Provided entries –
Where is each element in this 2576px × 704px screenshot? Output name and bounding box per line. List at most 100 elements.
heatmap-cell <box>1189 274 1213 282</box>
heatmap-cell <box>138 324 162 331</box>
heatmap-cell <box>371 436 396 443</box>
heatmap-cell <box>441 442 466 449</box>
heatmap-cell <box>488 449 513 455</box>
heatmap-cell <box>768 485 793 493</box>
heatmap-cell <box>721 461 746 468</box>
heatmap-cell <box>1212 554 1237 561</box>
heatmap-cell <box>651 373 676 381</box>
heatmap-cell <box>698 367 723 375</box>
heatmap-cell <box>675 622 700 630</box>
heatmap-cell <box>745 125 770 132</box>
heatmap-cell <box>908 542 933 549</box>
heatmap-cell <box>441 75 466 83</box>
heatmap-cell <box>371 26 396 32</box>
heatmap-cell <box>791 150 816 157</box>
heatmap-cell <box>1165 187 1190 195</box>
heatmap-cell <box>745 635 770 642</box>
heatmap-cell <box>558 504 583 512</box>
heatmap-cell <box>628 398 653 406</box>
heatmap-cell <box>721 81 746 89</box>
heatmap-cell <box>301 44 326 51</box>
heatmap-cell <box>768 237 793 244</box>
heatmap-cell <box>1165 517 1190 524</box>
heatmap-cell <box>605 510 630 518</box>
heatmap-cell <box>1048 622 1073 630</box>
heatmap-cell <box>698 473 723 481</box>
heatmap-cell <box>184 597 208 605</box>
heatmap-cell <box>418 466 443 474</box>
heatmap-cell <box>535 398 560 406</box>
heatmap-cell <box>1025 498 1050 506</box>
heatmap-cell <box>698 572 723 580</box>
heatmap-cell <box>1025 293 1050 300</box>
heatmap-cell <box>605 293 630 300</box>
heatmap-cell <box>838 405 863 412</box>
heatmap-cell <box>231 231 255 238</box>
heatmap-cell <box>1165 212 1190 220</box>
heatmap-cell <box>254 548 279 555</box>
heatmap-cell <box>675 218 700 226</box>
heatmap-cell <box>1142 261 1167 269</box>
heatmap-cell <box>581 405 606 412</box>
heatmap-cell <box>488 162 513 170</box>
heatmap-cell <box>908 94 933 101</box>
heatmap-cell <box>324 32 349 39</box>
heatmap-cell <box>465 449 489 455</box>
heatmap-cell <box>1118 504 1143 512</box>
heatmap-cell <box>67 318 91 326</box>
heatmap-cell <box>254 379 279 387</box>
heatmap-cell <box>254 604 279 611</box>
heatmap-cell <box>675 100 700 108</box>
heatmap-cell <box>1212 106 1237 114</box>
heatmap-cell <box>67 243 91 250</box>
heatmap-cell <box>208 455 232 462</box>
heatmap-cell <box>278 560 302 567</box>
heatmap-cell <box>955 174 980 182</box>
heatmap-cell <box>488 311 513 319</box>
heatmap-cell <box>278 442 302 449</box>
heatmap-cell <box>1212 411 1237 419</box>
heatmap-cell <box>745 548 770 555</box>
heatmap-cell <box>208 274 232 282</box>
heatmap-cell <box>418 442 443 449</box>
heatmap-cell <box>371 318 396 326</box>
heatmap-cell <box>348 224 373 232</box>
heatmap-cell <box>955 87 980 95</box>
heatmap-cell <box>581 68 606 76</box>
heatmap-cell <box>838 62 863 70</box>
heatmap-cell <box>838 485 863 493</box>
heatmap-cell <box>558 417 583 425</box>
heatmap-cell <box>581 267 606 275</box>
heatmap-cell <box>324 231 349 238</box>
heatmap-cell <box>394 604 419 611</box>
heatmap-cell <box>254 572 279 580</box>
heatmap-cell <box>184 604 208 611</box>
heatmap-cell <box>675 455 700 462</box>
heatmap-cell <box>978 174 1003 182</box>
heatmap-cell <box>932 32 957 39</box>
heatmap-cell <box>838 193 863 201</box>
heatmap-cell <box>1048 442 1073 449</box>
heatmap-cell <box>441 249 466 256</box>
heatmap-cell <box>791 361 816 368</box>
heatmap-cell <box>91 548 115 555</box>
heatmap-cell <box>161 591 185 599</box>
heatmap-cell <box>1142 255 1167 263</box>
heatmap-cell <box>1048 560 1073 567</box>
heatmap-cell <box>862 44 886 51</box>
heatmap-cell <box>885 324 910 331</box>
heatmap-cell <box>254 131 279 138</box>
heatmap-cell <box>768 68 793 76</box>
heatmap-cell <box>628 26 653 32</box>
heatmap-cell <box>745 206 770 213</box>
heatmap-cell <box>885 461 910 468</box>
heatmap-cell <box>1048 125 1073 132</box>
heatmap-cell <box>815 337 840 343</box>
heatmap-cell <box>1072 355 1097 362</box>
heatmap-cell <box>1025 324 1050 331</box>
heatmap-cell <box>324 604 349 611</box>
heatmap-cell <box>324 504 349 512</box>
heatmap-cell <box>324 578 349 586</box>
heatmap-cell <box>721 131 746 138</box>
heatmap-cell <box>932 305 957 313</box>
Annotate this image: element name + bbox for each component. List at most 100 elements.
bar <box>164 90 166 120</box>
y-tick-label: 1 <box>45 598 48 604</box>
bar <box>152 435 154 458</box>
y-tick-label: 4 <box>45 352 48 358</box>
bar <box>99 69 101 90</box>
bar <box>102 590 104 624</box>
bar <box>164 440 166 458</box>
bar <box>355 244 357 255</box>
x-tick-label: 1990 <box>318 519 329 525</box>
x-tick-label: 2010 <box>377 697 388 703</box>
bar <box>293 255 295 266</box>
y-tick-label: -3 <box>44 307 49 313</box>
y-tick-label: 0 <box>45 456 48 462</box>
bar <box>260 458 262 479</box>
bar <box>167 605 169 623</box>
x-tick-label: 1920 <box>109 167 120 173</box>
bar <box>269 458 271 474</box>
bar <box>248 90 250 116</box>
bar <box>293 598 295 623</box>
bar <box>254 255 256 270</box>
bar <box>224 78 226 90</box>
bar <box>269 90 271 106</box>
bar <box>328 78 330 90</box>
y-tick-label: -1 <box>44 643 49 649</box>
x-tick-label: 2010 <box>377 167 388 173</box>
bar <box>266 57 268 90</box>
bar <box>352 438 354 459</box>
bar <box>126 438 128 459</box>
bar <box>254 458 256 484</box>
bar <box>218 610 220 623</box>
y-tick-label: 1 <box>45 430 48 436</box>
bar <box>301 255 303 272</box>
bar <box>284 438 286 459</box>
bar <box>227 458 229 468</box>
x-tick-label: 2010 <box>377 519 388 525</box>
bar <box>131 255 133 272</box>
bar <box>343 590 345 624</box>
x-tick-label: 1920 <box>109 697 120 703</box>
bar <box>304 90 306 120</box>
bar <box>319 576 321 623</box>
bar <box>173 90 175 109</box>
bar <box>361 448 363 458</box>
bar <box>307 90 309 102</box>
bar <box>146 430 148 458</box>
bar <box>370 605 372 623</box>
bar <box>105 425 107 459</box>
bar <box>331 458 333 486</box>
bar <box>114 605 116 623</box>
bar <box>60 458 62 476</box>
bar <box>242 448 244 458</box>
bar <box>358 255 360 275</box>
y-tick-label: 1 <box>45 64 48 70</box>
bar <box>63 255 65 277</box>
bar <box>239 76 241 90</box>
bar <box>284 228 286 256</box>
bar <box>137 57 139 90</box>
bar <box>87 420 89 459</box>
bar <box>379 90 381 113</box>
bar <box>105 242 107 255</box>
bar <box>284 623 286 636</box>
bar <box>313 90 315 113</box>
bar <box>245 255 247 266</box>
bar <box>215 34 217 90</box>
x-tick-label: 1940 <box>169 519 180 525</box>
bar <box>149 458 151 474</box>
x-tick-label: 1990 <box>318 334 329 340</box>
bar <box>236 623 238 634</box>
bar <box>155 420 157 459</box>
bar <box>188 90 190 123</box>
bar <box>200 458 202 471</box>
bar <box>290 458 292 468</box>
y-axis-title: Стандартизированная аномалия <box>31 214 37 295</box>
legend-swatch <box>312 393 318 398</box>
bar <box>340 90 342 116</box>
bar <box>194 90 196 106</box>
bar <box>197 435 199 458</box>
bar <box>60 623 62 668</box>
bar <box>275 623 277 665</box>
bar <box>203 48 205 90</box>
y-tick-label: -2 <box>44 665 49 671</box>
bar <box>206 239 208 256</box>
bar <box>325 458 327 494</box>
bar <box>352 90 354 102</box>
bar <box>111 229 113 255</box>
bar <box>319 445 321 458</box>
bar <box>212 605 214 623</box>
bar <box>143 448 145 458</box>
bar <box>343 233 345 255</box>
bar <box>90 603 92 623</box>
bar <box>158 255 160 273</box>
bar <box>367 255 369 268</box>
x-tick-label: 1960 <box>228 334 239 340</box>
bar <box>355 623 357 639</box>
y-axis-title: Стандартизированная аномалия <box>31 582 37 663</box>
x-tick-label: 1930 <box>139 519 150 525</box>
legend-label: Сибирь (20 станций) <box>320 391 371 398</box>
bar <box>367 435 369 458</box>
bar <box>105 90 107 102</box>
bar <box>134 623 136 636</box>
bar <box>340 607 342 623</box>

What you need to do – Starting at the first line and ending at the line containing "heatmap-cell <box>254 379 279 387</box>", put these lines into a JSON list of strings, one string per line, with both ends included and blank lines omitted.

The response –
[
  "Where is each element in this 2576px × 704px screenshot? Output name and bounding box per line. List at most 100 elements.",
  "heatmap-cell <box>1189 274 1213 282</box>",
  "heatmap-cell <box>138 324 162 331</box>",
  "heatmap-cell <box>371 436 396 443</box>",
  "heatmap-cell <box>441 442 466 449</box>",
  "heatmap-cell <box>488 449 513 455</box>",
  "heatmap-cell <box>768 485 793 493</box>",
  "heatmap-cell <box>721 461 746 468</box>",
  "heatmap-cell <box>1212 554 1237 561</box>",
  "heatmap-cell <box>651 373 676 381</box>",
  "heatmap-cell <box>698 367 723 375</box>",
  "heatmap-cell <box>675 622 700 630</box>",
  "heatmap-cell <box>745 125 770 132</box>",
  "heatmap-cell <box>908 542 933 549</box>",
  "heatmap-cell <box>441 75 466 83</box>",
  "heatmap-cell <box>371 26 396 32</box>",
  "heatmap-cell <box>791 150 816 157</box>",
  "heatmap-cell <box>1165 187 1190 195</box>",
  "heatmap-cell <box>745 635 770 642</box>",
  "heatmap-cell <box>558 504 583 512</box>",
  "heatmap-cell <box>628 398 653 406</box>",
  "heatmap-cell <box>721 81 746 89</box>",
  "heatmap-cell <box>301 44 326 51</box>",
  "heatmap-cell <box>768 237 793 244</box>",
  "heatmap-cell <box>1165 517 1190 524</box>",
  "heatmap-cell <box>605 510 630 518</box>",
  "heatmap-cell <box>1048 622 1073 630</box>",
  "heatmap-cell <box>698 473 723 481</box>",
  "heatmap-cell <box>184 597 208 605</box>",
  "heatmap-cell <box>418 466 443 474</box>",
  "heatmap-cell <box>535 398 560 406</box>",
  "heatmap-cell <box>1025 498 1050 506</box>",
  "heatmap-cell <box>698 572 723 580</box>",
  "heatmap-cell <box>1025 293 1050 300</box>",
  "heatmap-cell <box>605 293 630 300</box>",
  "heatmap-cell <box>838 405 863 412</box>",
  "heatmap-cell <box>231 231 255 238</box>",
  "heatmap-cell <box>1165 212 1190 220</box>",
  "heatmap-cell <box>254 548 279 555</box>",
  "heatmap-cell <box>675 218 700 226</box>",
  "heatmap-cell <box>1142 261 1167 269</box>",
  "heatmap-cell <box>581 405 606 412</box>",
  "heatmap-cell <box>488 162 513 170</box>",
  "heatmap-cell <box>908 94 933 101</box>",
  "heatmap-cell <box>324 32 349 39</box>",
  "heatmap-cell <box>465 449 489 455</box>",
  "heatmap-cell <box>1118 504 1143 512</box>",
  "heatmap-cell <box>67 318 91 326</box>",
  "heatmap-cell <box>254 379 279 387</box>"
]